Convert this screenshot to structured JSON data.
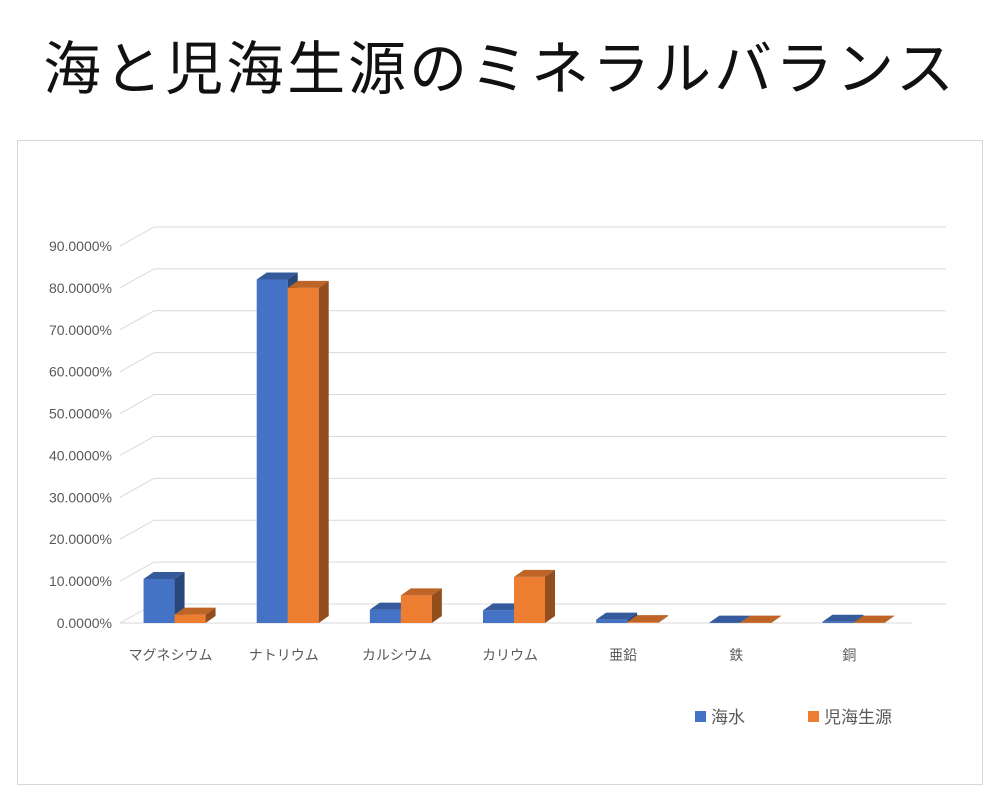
{
  "title": "海と児海生源のミネラルバランス",
  "chart_data": {
    "type": "bar",
    "categories": [
      "マグネシウム",
      "ナトリウム",
      "カルシウム",
      "カリウム",
      "亜鉛",
      "鉄",
      "銅"
    ],
    "series": [
      {
        "name": "海水",
        "values": [
          10.5,
          82.0,
          3.2,
          3.0,
          0.8,
          0.1,
          0.3
        ],
        "color": "#4472C4"
      },
      {
        "name": "児海生源",
        "values": [
          2.0,
          80.0,
          6.6,
          11.0,
          0.2,
          0.1,
          0.1
        ],
        "color": "#ED7D31"
      }
    ],
    "ylim": [
      0,
      90
    ],
    "yticks": [
      "0.0000%",
      "10.0000%",
      "20.0000%",
      "30.0000%",
      "40.0000%",
      "50.0000%",
      "60.0000%",
      "70.0000%",
      "80.0000%",
      "90.0000%"
    ],
    "grid": true,
    "legend_position": "bottom-right",
    "style": "3d-clustered-column"
  }
}
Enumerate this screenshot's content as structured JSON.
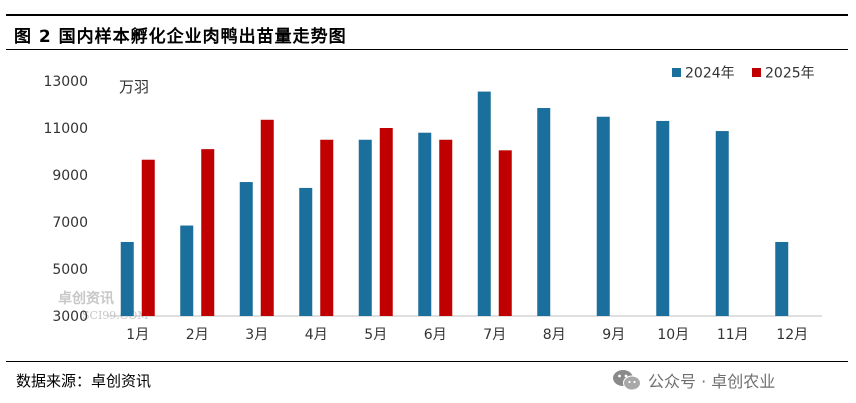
{
  "figure": {
    "title": "图 2  国内样本孵化企业肉鸭出苗量走势图",
    "unit_label": "万羽",
    "source": "数据来源：卓创资讯",
    "wechat_label": "公众号 · 卓创农业",
    "watermark_text": "卓创资讯",
    "watermark_url": "SCI99.COM"
  },
  "chart_data": {
    "type": "bar",
    "categories": [
      "1月",
      "2月",
      "3月",
      "4月",
      "5月",
      "6月",
      "7月",
      "8月",
      "9月",
      "10月",
      "11月",
      "12月"
    ],
    "series": [
      {
        "name": "2024年",
        "color": "#1b6f9c",
        "values": [
          6150,
          6850,
          8700,
          8450,
          10500,
          10800,
          12550,
          11850,
          11480,
          11300,
          10870,
          6150
        ]
      },
      {
        "name": "2025年",
        "color": "#c00000",
        "values": [
          9650,
          10100,
          11350,
          10500,
          11000,
          10500,
          10050,
          null,
          null,
          null,
          null,
          null
        ]
      }
    ],
    "ylim": [
      3000,
      13000
    ],
    "yticks": [
      3000,
      5000,
      7000,
      9000,
      11000,
      13000
    ],
    "ylabel": "万羽",
    "xlabel": "",
    "legend_position": "top-right",
    "grid": false
  }
}
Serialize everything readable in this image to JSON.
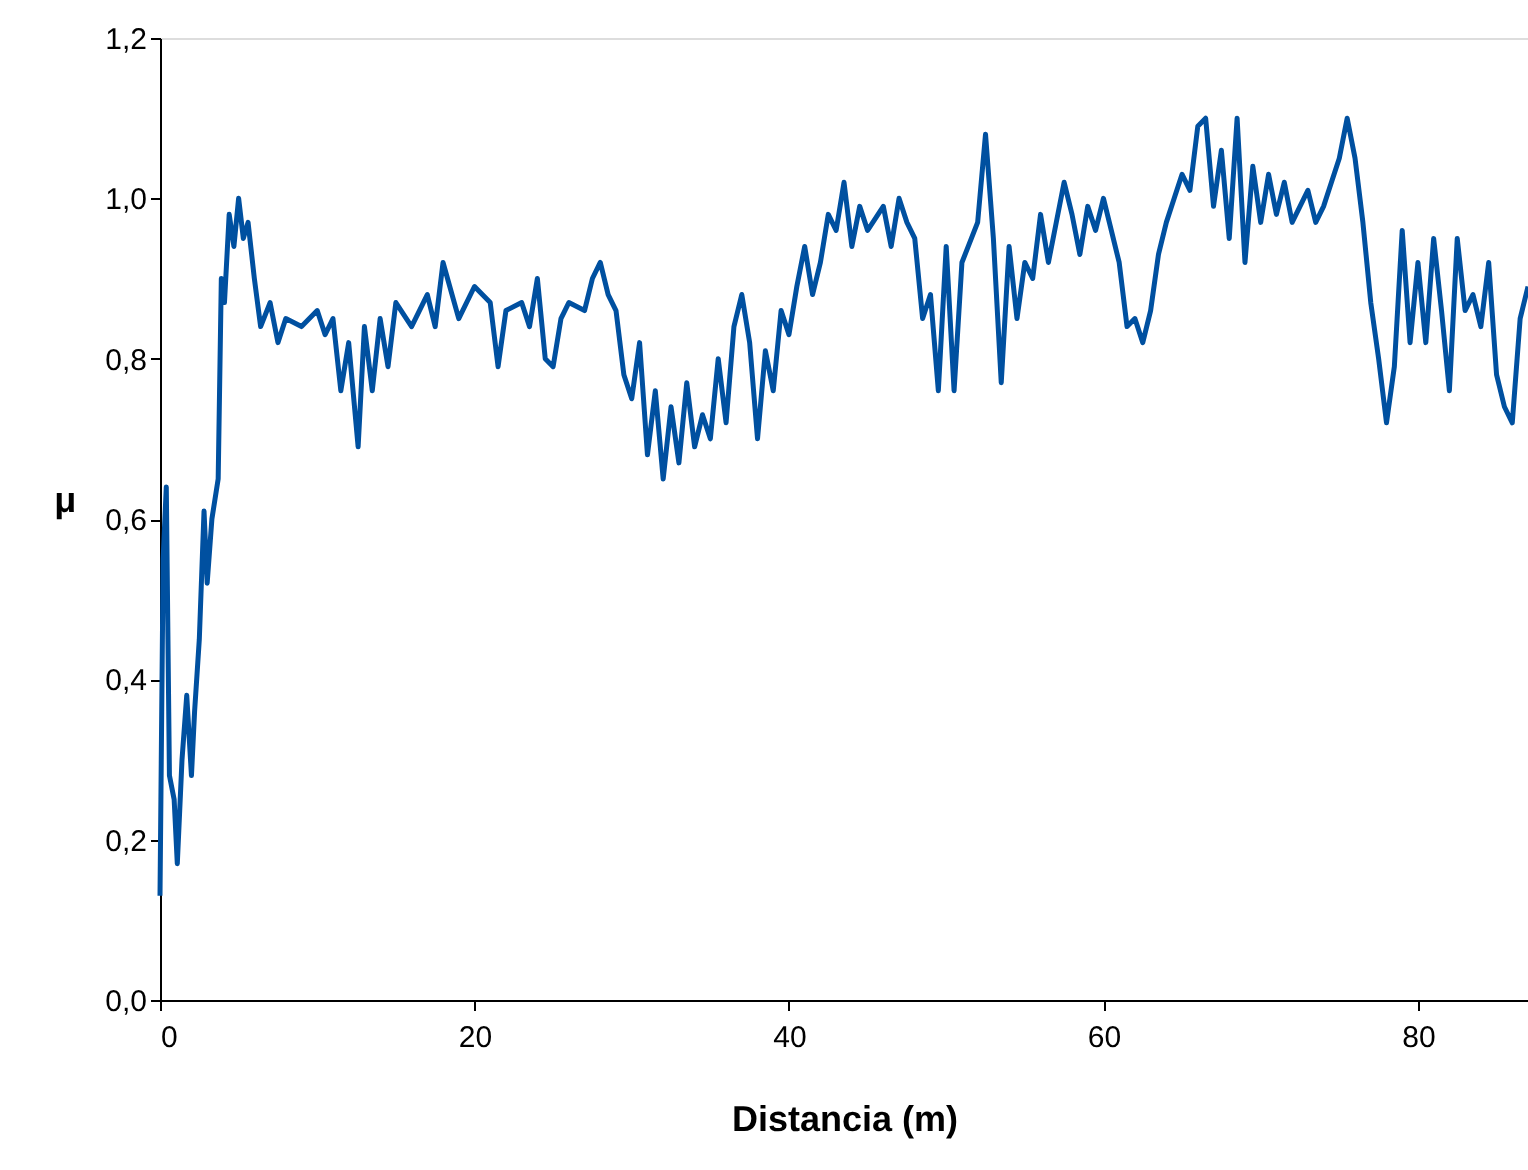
{
  "chart_data": {
    "type": "line",
    "xlabel": "Distancia (m)",
    "ylabel": "μ",
    "xlim": [
      0,
      87
    ],
    "xticks": [
      0,
      20,
      40,
      60,
      80
    ],
    "ylim": [
      0,
      1.2
    ],
    "yticks": [
      {
        "value": 0,
        "label": "0,0"
      },
      {
        "value": 0.2,
        "label": "0,2"
      },
      {
        "value": 0.4,
        "label": "0,4"
      },
      {
        "value": 0.6,
        "label": "0,6"
      },
      {
        "value": 0.8,
        "label": "0,8"
      },
      {
        "value": 1.0,
        "label": "1,0"
      },
      {
        "value": 1.2,
        "label": "1,2"
      }
    ],
    "grid": false,
    "marker": "none",
    "line_style": "solid",
    "series": [
      {
        "color": "#0050a0",
        "x": [
          0,
          0.2,
          0.4,
          0.6,
          0.9,
          1.1,
          1.4,
          1.7,
          2.0,
          2.2,
          2.5,
          2.8,
          3.0,
          3.3,
          3.7,
          3.9,
          4.1,
          4.4,
          4.7,
          5.0,
          5.3,
          5.6,
          6.0,
          6.4,
          7,
          7.5,
          8,
          9,
          10,
          10.5,
          11,
          11.5,
          12,
          12.6,
          13,
          13.5,
          14,
          14.5,
          15,
          16,
          17,
          17.5,
          18,
          19,
          20,
          21,
          21.5,
          22,
          23,
          23.5,
          24,
          24.5,
          25,
          25.5,
          26,
          27,
          27.5,
          28,
          28.5,
          29,
          29.5,
          30,
          30.5,
          31,
          31.5,
          32,
          32.5,
          33,
          33.5,
          34,
          34.5,
          35,
          35.5,
          36,
          36.5,
          37,
          37.5,
          38,
          38.5,
          39,
          39.5,
          40,
          40.5,
          41,
          41.5,
          42,
          42.5,
          43,
          43.5,
          44,
          44.5,
          45,
          46,
          46.5,
          47,
          47.5,
          48,
          48.5,
          49,
          49.5,
          50,
          50.5,
          51,
          52,
          52.5,
          53,
          53.5,
          54,
          54.5,
          55,
          55.5,
          56,
          56.5,
          57,
          57.5,
          58,
          58.5,
          59,
          59.5,
          60,
          60.5,
          61,
          61.5,
          62,
          62.5,
          63,
          63.5,
          64,
          64.5,
          65,
          65.5,
          66,
          66.5,
          67,
          67.5,
          68,
          68.5,
          69,
          69.5,
          70,
          70.5,
          71,
          71.5,
          72,
          73,
          73.5,
          74,
          74.5,
          75,
          75.5,
          76,
          76.5,
          77,
          77.5,
          78,
          78.5,
          79,
          79.5,
          80,
          80.5,
          81,
          81.5,
          82,
          82.5,
          83,
          83.5,
          84,
          84.5,
          85,
          85.5,
          86,
          86.5,
          87
        ],
        "values": [
          0.13,
          0.55,
          0.64,
          0.28,
          0.25,
          0.17,
          0.3,
          0.38,
          0.28,
          0.36,
          0.45,
          0.61,
          0.52,
          0.6,
          0.65,
          0.9,
          0.87,
          0.98,
          0.94,
          1.0,
          0.95,
          0.97,
          0.9,
          0.84,
          0.87,
          0.82,
          0.85,
          0.84,
          0.86,
          0.83,
          0.85,
          0.76,
          0.82,
          0.69,
          0.84,
          0.76,
          0.85,
          0.79,
          0.87,
          0.84,
          0.88,
          0.84,
          0.92,
          0.85,
          0.89,
          0.87,
          0.79,
          0.86,
          0.87,
          0.84,
          0.9,
          0.8,
          0.79,
          0.85,
          0.87,
          0.86,
          0.9,
          0.92,
          0.88,
          0.86,
          0.78,
          0.75,
          0.82,
          0.68,
          0.76,
          0.65,
          0.74,
          0.67,
          0.77,
          0.69,
          0.73,
          0.7,
          0.8,
          0.72,
          0.84,
          0.88,
          0.82,
          0.7,
          0.81,
          0.76,
          0.86,
          0.83,
          0.89,
          0.94,
          0.88,
          0.92,
          0.98,
          0.96,
          1.02,
          0.94,
          0.99,
          0.96,
          0.99,
          0.94,
          1.0,
          0.97,
          0.95,
          0.85,
          0.88,
          0.76,
          0.94,
          0.76,
          0.92,
          0.97,
          1.08,
          0.95,
          0.77,
          0.94,
          0.85,
          0.92,
          0.9,
          0.98,
          0.92,
          0.97,
          1.02,
          0.98,
          0.93,
          0.99,
          0.96,
          1.0,
          0.96,
          0.92,
          0.84,
          0.85,
          0.82,
          0.86,
          0.93,
          0.97,
          1.0,
          1.03,
          1.01,
          1.09,
          1.1,
          0.99,
          1.06,
          0.95,
          1.1,
          0.92,
          1.04,
          0.97,
          1.03,
          0.98,
          1.02,
          0.97,
          1.01,
          0.97,
          0.99,
          1.02,
          1.05,
          1.1,
          1.05,
          0.97,
          0.87,
          0.8,
          0.72,
          0.79,
          0.96,
          0.82,
          0.92,
          0.82,
          0.95,
          0.86,
          0.76,
          0.95,
          0.86,
          0.88,
          0.84,
          0.92,
          0.78,
          0.74,
          0.72,
          0.85,
          0.89
        ]
      }
    ]
  }
}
□ □ □ □
• _WHAT YOU HAVE TO DO_
Using the listing above, show each line holding the string "right".

• _ANSWER TO THE EXERCISE_
    "legend_position": "bottom-right",
    "legend_position": "top-right",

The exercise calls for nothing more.